[Entries supplied]

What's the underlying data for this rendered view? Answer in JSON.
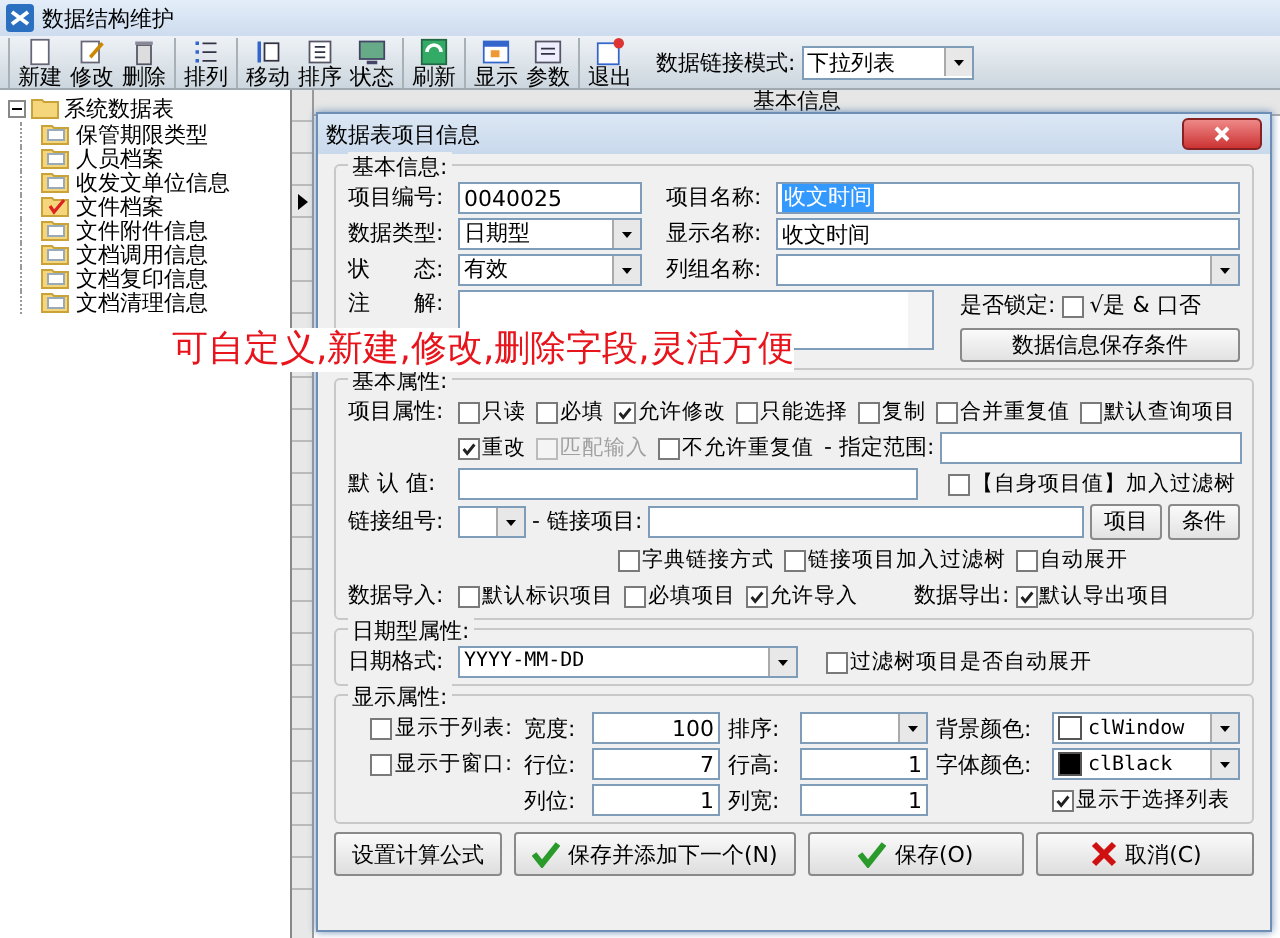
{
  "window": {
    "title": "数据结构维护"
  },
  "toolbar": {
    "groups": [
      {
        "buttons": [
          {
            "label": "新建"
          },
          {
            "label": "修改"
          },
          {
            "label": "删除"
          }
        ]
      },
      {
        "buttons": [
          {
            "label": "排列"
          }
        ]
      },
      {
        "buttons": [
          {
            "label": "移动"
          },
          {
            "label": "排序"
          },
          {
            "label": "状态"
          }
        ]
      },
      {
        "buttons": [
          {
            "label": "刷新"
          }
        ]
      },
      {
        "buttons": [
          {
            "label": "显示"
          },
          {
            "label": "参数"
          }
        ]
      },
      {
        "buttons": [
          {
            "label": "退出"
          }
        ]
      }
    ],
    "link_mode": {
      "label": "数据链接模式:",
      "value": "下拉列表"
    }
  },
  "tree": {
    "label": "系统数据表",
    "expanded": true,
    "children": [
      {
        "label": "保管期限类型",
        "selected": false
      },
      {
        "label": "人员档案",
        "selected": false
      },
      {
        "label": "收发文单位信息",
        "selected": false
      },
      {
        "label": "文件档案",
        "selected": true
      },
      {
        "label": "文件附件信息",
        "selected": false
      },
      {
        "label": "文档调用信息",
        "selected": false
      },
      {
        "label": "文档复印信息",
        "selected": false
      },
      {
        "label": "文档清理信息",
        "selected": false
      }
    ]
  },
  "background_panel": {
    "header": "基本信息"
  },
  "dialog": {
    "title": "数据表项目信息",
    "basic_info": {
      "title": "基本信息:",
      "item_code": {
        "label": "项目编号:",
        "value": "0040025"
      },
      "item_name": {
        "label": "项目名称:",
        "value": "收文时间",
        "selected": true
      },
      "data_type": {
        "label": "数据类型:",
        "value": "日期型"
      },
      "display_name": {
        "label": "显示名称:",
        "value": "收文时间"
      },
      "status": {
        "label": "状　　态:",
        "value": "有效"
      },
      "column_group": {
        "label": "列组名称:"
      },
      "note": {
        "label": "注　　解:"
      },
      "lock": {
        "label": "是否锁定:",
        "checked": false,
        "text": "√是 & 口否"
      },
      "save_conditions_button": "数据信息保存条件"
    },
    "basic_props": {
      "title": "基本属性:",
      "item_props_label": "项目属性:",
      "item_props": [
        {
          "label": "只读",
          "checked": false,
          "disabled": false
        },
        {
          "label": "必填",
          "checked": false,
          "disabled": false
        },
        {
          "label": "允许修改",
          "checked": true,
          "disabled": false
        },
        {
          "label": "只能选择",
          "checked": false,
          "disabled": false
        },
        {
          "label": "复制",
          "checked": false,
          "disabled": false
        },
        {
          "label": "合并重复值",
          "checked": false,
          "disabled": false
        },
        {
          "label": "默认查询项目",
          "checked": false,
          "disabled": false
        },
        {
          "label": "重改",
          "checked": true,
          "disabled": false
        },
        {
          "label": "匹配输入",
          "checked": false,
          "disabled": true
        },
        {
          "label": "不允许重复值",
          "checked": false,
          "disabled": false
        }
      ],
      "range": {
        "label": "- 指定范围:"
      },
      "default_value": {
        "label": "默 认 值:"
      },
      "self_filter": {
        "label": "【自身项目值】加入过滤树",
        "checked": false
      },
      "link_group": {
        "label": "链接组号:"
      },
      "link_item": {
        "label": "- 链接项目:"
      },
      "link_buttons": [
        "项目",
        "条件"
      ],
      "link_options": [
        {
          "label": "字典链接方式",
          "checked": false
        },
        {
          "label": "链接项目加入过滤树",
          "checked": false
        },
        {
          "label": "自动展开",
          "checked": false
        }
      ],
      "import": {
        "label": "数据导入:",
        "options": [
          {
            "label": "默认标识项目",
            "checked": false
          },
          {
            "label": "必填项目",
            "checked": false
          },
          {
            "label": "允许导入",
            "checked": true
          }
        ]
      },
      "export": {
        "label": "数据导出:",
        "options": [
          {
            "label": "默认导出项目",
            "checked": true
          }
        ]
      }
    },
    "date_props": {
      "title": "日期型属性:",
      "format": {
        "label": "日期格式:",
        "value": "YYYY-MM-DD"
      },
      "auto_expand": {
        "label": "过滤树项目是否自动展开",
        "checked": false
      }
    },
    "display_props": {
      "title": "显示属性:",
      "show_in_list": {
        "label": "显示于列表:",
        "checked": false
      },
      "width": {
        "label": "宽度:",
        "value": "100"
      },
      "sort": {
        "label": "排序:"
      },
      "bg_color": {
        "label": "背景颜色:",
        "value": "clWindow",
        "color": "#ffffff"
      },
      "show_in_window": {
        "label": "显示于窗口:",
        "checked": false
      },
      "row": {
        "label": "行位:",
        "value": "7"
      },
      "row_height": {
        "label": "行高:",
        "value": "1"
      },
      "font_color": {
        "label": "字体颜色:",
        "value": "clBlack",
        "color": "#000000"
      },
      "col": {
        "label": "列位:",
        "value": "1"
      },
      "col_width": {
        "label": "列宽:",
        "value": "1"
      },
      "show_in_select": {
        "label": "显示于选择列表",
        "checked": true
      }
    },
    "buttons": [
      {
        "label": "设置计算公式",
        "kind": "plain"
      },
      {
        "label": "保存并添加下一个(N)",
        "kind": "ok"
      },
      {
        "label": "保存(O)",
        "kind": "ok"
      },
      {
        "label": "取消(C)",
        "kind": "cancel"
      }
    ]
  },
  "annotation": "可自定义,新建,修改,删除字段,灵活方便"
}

[Aim] Transcribe all the records above word for word, without their images.

[Written reply]
What's the underlying data for this rendered view? Answer in JSON.
{
  "window": {
    "title": "数据结构维护"
  },
  "toolbar": {
    "groups": [
      {
        "buttons": [
          {
            "label": "新建"
          },
          {
            "label": "修改"
          },
          {
            "label": "删除"
          }
        ]
      },
      {
        "buttons": [
          {
            "label": "排列"
          }
        ]
      },
      {
        "buttons": [
          {
            "label": "移动"
          },
          {
            "label": "排序"
          },
          {
            "label": "状态"
          }
        ]
      },
      {
        "buttons": [
          {
            "label": "刷新"
          }
        ]
      },
      {
        "buttons": [
          {
            "label": "显示"
          },
          {
            "label": "参数"
          }
        ]
      },
      {
        "buttons": [
          {
            "label": "退出"
          }
        ]
      }
    ],
    "link_mode": {
      "label": "数据链接模式:",
      "value": "下拉列表"
    }
  },
  "tree": {
    "label": "系统数据表",
    "expanded": true,
    "children": [
      {
        "label": "保管期限类型",
        "selected": false
      },
      {
        "label": "人员档案",
        "selected": false
      },
      {
        "label": "收发文单位信息",
        "selected": false
      },
      {
        "label": "文件档案",
        "selected": true
      },
      {
        "label": "文件附件信息",
        "selected": false
      },
      {
        "label": "文档调用信息",
        "selected": false
      },
      {
        "label": "文档复印信息",
        "selected": false
      },
      {
        "label": "文档清理信息",
        "selected": false
      }
    ]
  },
  "background_panel": {
    "header": "基本信息"
  },
  "dialog": {
    "title": "数据表项目信息",
    "basic_info": {
      "title": "基本信息:",
      "item_code": {
        "label": "项目编号:",
        "value": "0040025"
      },
      "item_name": {
        "label": "项目名称:",
        "value": "收文时间",
        "selected": true
      },
      "data_type": {
        "label": "数据类型:",
        "value": "日期型"
      },
      "display_name": {
        "label": "显示名称:",
        "value": "收文时间"
      },
      "status": {
        "label": "状　　态:",
        "value": "有效"
      },
      "column_group": {
        "label": "列组名称:"
      },
      "note": {
        "label": "注　　解:"
      },
      "lock": {
        "label": "是否锁定:",
        "checked": false,
        "text": "√是 & 口否"
      },
      "save_conditions_button": "数据信息保存条件"
    },
    "basic_props": {
      "title": "基本属性:",
      "item_props_label": "项目属性:",
      "item_props": [
        {
          "label": "只读",
          "checked": false,
          "disabled": false
        },
        {
          "label": "必填",
          "checked": false,
          "disabled": false
        },
        {
          "label": "允许修改",
          "checked": true,
          "disabled": false
        },
        {
          "label": "只能选择",
          "checked": false,
          "disabled": false
        },
        {
          "label": "复制",
          "checked": false,
          "disabled": false
        },
        {
          "label": "合并重复值",
          "checked": false,
          "disabled": false
        },
        {
          "label": "默认查询项目",
          "checked": false,
          "disabled": false
        },
        {
          "label": "重改",
          "checked": true,
          "disabled": false
        },
        {
          "label": "匹配输入",
          "checked": false,
          "disabled": true
        },
        {
          "label": "不允许重复值",
          "checked": false,
          "disabled": false
        }
      ],
      "range": {
        "label": "- 指定范围:"
      },
      "default_value": {
        "label": "默 认 值:"
      },
      "self_filter": {
        "label": "【自身项目值】加入过滤树",
        "checked": false
      },
      "link_group": {
        "label": "链接组号:"
      },
      "link_item": {
        "label": "- 链接项目:"
      },
      "link_buttons": [
        "项目",
        "条件"
      ],
      "link_options": [
        {
          "label": "字典链接方式",
          "checked": false
        },
        {
          "label": "链接项目加入过滤树",
          "checked": false
        },
        {
          "label": "自动展开",
          "checked": false
        }
      ],
      "import": {
        "label": "数据导入:",
        "options": [
          {
            "label": "默认标识项目",
            "checked": false
          },
          {
            "label": "必填项目",
            "checked": false
          },
          {
            "label": "允许导入",
            "checked": true
          }
        ]
      },
      "export": {
        "label": "数据导出:",
        "options": [
          {
            "label": "默认导出项目",
            "checked": true
          }
        ]
      }
    },
    "date_props": {
      "title": "日期型属性:",
      "format": {
        "label": "日期格式:",
        "value": "YYYY-MM-DD"
      },
      "auto_expand": {
        "label": "过滤树项目是否自动展开",
        "checked": false
      }
    },
    "display_props": {
      "title": "显示属性:",
      "show_in_list": {
        "label": "显示于列表:",
        "checked": false
      },
      "width": {
        "label": "宽度:",
        "value": "100"
      },
      "sort": {
        "label": "排序:"
      },
      "bg_color": {
        "label": "背景颜色:",
        "value": "clWindow",
        "color": "#ffffff"
      },
      "show_in_window": {
        "label": "显示于窗口:",
        "checked": false
      },
      "row": {
        "label": "行位:",
        "value": "7"
      },
      "row_height": {
        "label": "行高:",
        "value": "1"
      },
      "font_color": {
        "label": "字体颜色:",
        "value": "clBlack",
        "color": "#000000"
      },
      "col": {
        "label": "列位:",
        "value": "1"
      },
      "col_width": {
        "label": "列宽:",
        "value": "1"
      },
      "show_in_select": {
        "label": "显示于选择列表",
        "checked": true
      }
    },
    "buttons": [
      {
        "label": "设置计算公式",
        "kind": "plain"
      },
      {
        "label": "保存并添加下一个(N)",
        "kind": "ok"
      },
      {
        "label": "保存(O)",
        "kind": "ok"
      },
      {
        "label": "取消(C)",
        "kind": "cancel"
      }
    ]
  },
  "annotation": "可自定义,新建,修改,删除字段,灵活方便"
}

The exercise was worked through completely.